__Problem to solve__.
All of the material below is to be restated word for word, apart from the pictures.

__Records__.
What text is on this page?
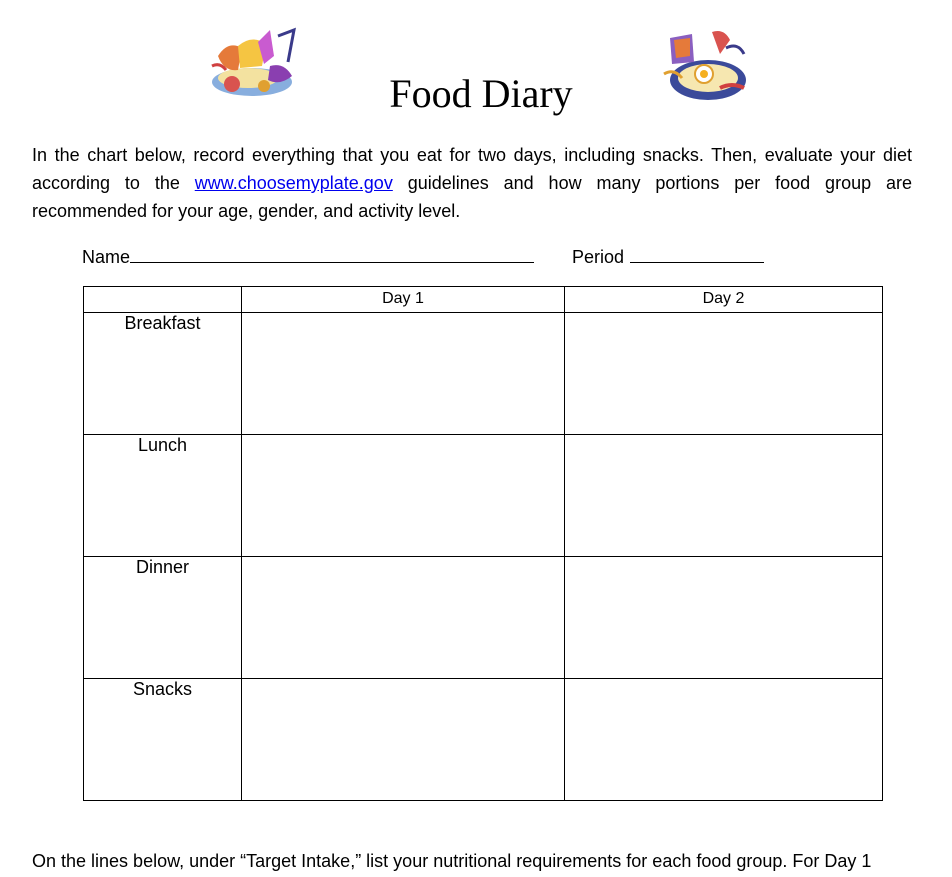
Food Diary
In the chart below, record everything that you eat for two days, including snacks. Then, evaluate your diet according to the www.choosemyplate.gov guidelines and how many portions per food group are recommended for your age, gender, and activity level.
Name	Period
	Day 1	Day 2
Breakfast		
Lunch		
Dinner		
Snacks		
On the lines below, under “Target Intake,” list your nutritional requirements for each food group. For Day 1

__Response below__.
What text is on this page?
Food Diary
In the chart below, record everything that you eat for two days, including snacks. Then, evaluate your diet according to the www.choosemyplate.gov guidelines and how many portions per food group are recommended for your age, gender, and activity level.
Name	Period
	Day 1	Day 2
Breakfast		
Lunch		
Dinner		
Snacks		
On the lines below, under “Target Intake,” list your nutritional requirements for each food group. For Day 1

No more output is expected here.